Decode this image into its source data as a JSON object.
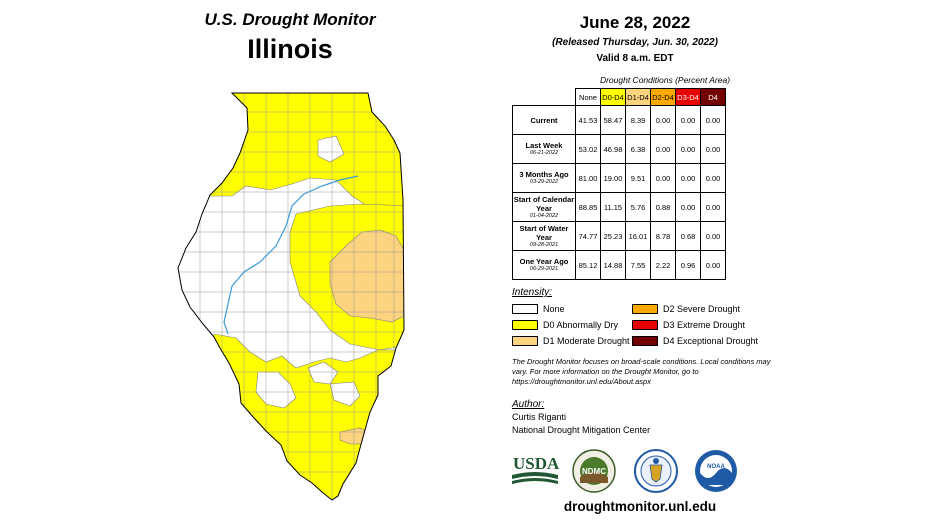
{
  "header": {
    "supertitle": "U.S. Drought Monitor",
    "state": "Illinois",
    "date": "June 28, 2022",
    "released": "(Released Thursday, Jun. 30, 2022)",
    "valid": "Valid 8 a.m. EDT"
  },
  "table": {
    "caption": "Drought Conditions (Percent Area)",
    "columns": [
      "None",
      "D0-D4",
      "D1-D4",
      "D2-D4",
      "D3-D4",
      "D4"
    ],
    "rows": [
      {
        "label": "Current",
        "date": "",
        "values": [
          "41.53",
          "58.47",
          "8.39",
          "0.00",
          "0.00",
          "0.00"
        ]
      },
      {
        "label": "Last Week",
        "date": "06-21-2022",
        "values": [
          "53.02",
          "46.98",
          "6.38",
          "0.00",
          "0.00",
          "0.00"
        ]
      },
      {
        "label": "3 Months Ago",
        "date": "03-29-2022",
        "values": [
          "81.00",
          "19.00",
          "9.51",
          "0.00",
          "0.00",
          "0.00"
        ]
      },
      {
        "label": "Start of Calendar Year",
        "date": "01-04-2022",
        "values": [
          "88.85",
          "11.15",
          "5.76",
          "0.88",
          "0.00",
          "0.00"
        ]
      },
      {
        "label": "Start of Water Year",
        "date": "09-28-2021",
        "values": [
          "74.77",
          "25.23",
          "16.01",
          "8.78",
          "0.68",
          "0.00"
        ]
      },
      {
        "label": "One Year Ago",
        "date": "06-29-2021",
        "values": [
          "85.12",
          "14.88",
          "7.55",
          "2.22",
          "0.96",
          "0.00"
        ]
      }
    ]
  },
  "legend": {
    "title": "Intensity:",
    "items": [
      {
        "label": "None",
        "color": "#ffffff"
      },
      {
        "label": "D0 Abnormally Dry",
        "color": "#ffff00"
      },
      {
        "label": "D1 Moderate Drought",
        "color": "#fcd37f"
      },
      {
        "label": "D2 Severe Drought",
        "color": "#ffaa00"
      },
      {
        "label": "D3 Extreme Drought",
        "color": "#e60000"
      },
      {
        "label": "D4 Exceptional Drought",
        "color": "#730000"
      }
    ]
  },
  "note": "The Drought Monitor focuses on broad-scale conditions. Local conditions may vary. For more information on the Drought Monitor, go to https://droughtmonitor.unl.edu/About.aspx",
  "author": {
    "title": "Author:",
    "name": "Curtis Riganti",
    "org": "National Drought Mitigation Center"
  },
  "logos": {
    "usda": "USDA",
    "ndmc": "NDMC",
    "noaa": "NOAA"
  },
  "footer_url": "droughtmonitor.unl.edu"
}
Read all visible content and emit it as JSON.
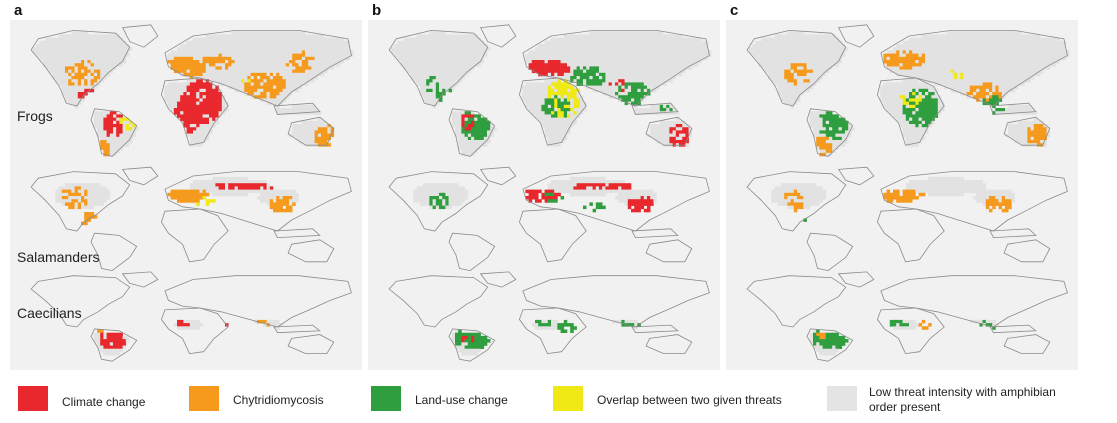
{
  "panels": [
    {
      "letter": "a",
      "theme": "a"
    },
    {
      "letter": "b",
      "theme": "b"
    },
    {
      "letter": "c",
      "theme": "c"
    }
  ],
  "rows": [
    {
      "label": "Frogs"
    },
    {
      "label": "Salamanders"
    },
    {
      "label": "Caecilians"
    }
  ],
  "legend": [
    {
      "label": "Climate change",
      "color": "#e8282d"
    },
    {
      "label": "Chytridiomycosis",
      "color": "#f59a1c"
    },
    {
      "label": "Land-use change",
      "color": "#2e9e3e"
    },
    {
      "label": "Overlap between two given threats",
      "color": "#f0e916"
    },
    {
      "label_line1": "Low threat intensity with amphibian",
      "label_line2": "order present",
      "color": "#e4e4e4"
    }
  ],
  "colors": {
    "climate": "#e8282d",
    "chytrid": "#f59a1c",
    "landuse": "#2e9e3e",
    "overlap": "#f0e916",
    "present": "#e2e2e2",
    "coast": "#8a8a8a",
    "background": "#f1f1f1"
  }
}
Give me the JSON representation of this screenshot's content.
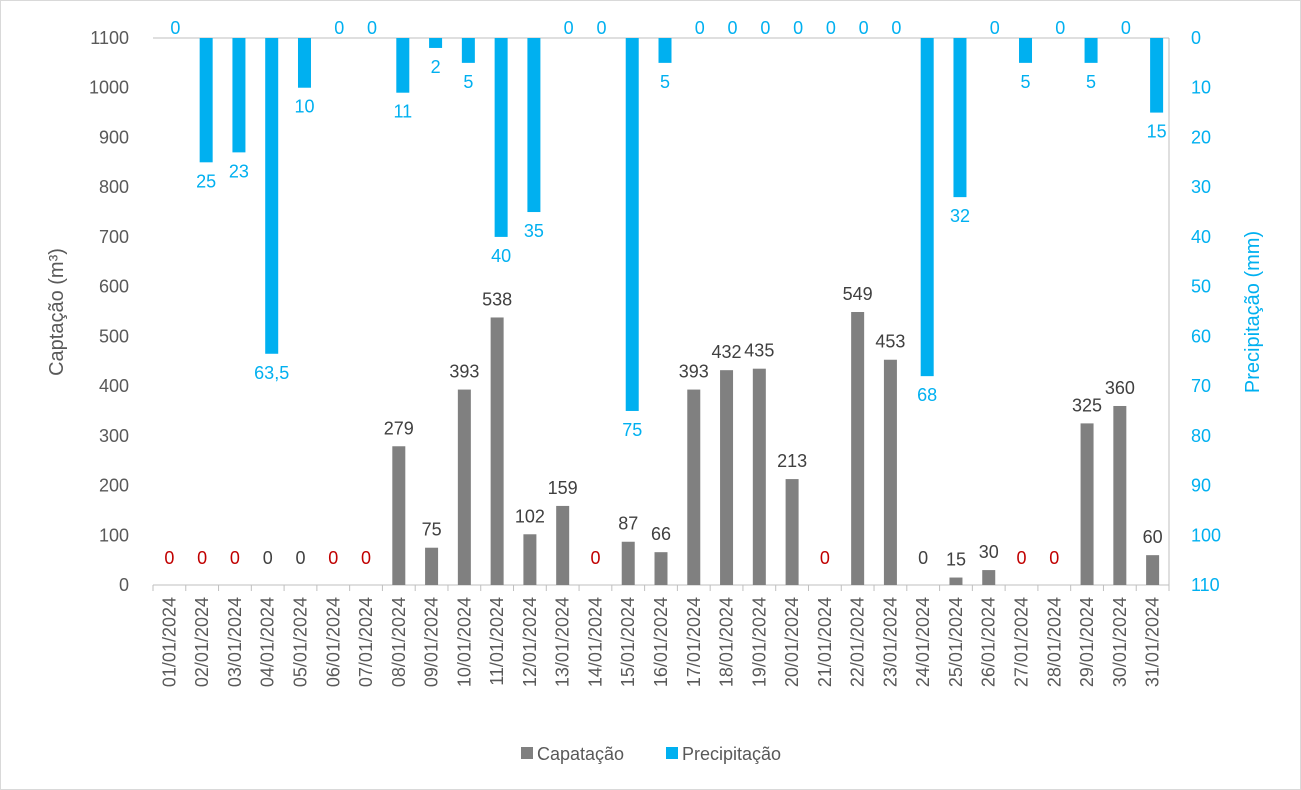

■ DIRECTIONS FOR THIS TASK
Every line of the material is to be quoted exactly, with no pictures carried over.

■ RESULT FOR THIS TASK
Decode this image into its source data as a JSON object.
{
  "header": {
    "supertitle": "U.S. Drought Monitor",
    "state": "Illinois",
    "date": "June 28, 2022",
    "released": "(Released Thursday, Jun. 30, 2022)",
    "valid": "Valid 8 a.m. EDT"
  },
  "table": {
    "caption": "Drought Conditions (Percent Area)",
    "columns": [
      "None",
      "D0-D4",
      "D1-D4",
      "D2-D4",
      "D3-D4",
      "D4"
    ],
    "rows": [
      {
        "label": "Current",
        "date": "",
        "values": [
          "41.53",
          "58.47",
          "8.39",
          "0.00",
          "0.00",
          "0.00"
        ]
      },
      {
        "label": "Last Week",
        "date": "06-21-2022",
        "values": [
          "53.02",
          "46.98",
          "6.38",
          "0.00",
          "0.00",
          "0.00"
        ]
      },
      {
        "label": "3 Months Ago",
        "date": "03-29-2022",
        "values": [
          "81.00",
          "19.00",
          "9.51",
          "0.00",
          "0.00",
          "0.00"
        ]
      },
      {
        "label": "Start of Calendar Year",
        "date": "01-04-2022",
        "values": [
          "88.85",
          "11.15",
          "5.76",
          "0.88",
          "0.00",
          "0.00"
        ]
      },
      {
        "label": "Start of Water Year",
        "date": "09-28-2021",
        "values": [
          "74.77",
          "25.23",
          "16.01",
          "8.78",
          "0.68",
          "0.00"
        ]
      },
      {
        "label": "One Year Ago",
        "date": "06-29-2021",
        "values": [
          "85.12",
          "14.88",
          "7.55",
          "2.22",
          "0.96",
          "0.00"
        ]
      }
    ]
  },
  "legend": {
    "title": "Intensity:",
    "items": [
      {
        "label": "None",
        "color": "#ffffff"
      },
      {
        "label": "D0 Abnormally Dry",
        "color": "#ffff00"
      },
      {
        "label": "D1 Moderate Drought",
        "color": "#fcd37f"
      },
      {
        "label": "D2 Severe Drought",
        "color": "#ffaa00"
      },
      {
        "label": "D3 Extreme Drought",
        "color": "#e60000"
      },
      {
        "label": "D4 Exceptional Drought",
        "color": "#730000"
      }
    ]
  },
  "note": "The Drought Monitor focuses on broad-scale conditions. Local conditions may vary. For more information on the Drought Monitor, go to https://droughtmonitor.unl.edu/About.aspx",
  "author": {
    "title": "Author:",
    "name": "Curtis Riganti",
    "org": "National Drought Mitigation Center"
  },
  "logos": {
    "usda": "USDA",
    "ndmc": "NDMC",
    "noaa": "NOAA"
  },
  "footer_url": "droughtmonitor.unl.edu"
}
Read all visible content and emit it as JSON.
{
  "panels": [
    {
      "letter": "a",
      "theme": "a"
    },
    {
      "letter": "b",
      "theme": "b"
    },
    {
      "letter": "c",
      "theme": "c"
    }
  ],
  "rows": [
    {
      "label": "Frogs"
    },
    {
      "label": "Salamanders"
    },
    {
      "label": "Caecilians"
    }
  ],
  "legend": [
    {
      "label": "Climate change",
      "color": "#e8282d"
    },
    {
      "label": "Chytridiomycosis",
      "color": "#f59a1c"
    },
    {
      "label": "Land-use change",
      "color": "#2e9e3e"
    },
    {
      "label": "Overlap between two given threats",
      "color": "#f0e916"
    },
    {
      "label_line1": "Low threat intensity with amphibian",
      "label_line2": "order present",
      "color": "#e4e4e4"
    }
  ],
  "colors": {
    "climate": "#e8282d",
    "chytrid": "#f59a1c",
    "landuse": "#2e9e3e",
    "overlap": "#f0e916",
    "present": "#e2e2e2",
    "coast": "#8a8a8a",
    "background": "#f1f1f1"
  }
}
Give me the JSON representation of this screenshot's content.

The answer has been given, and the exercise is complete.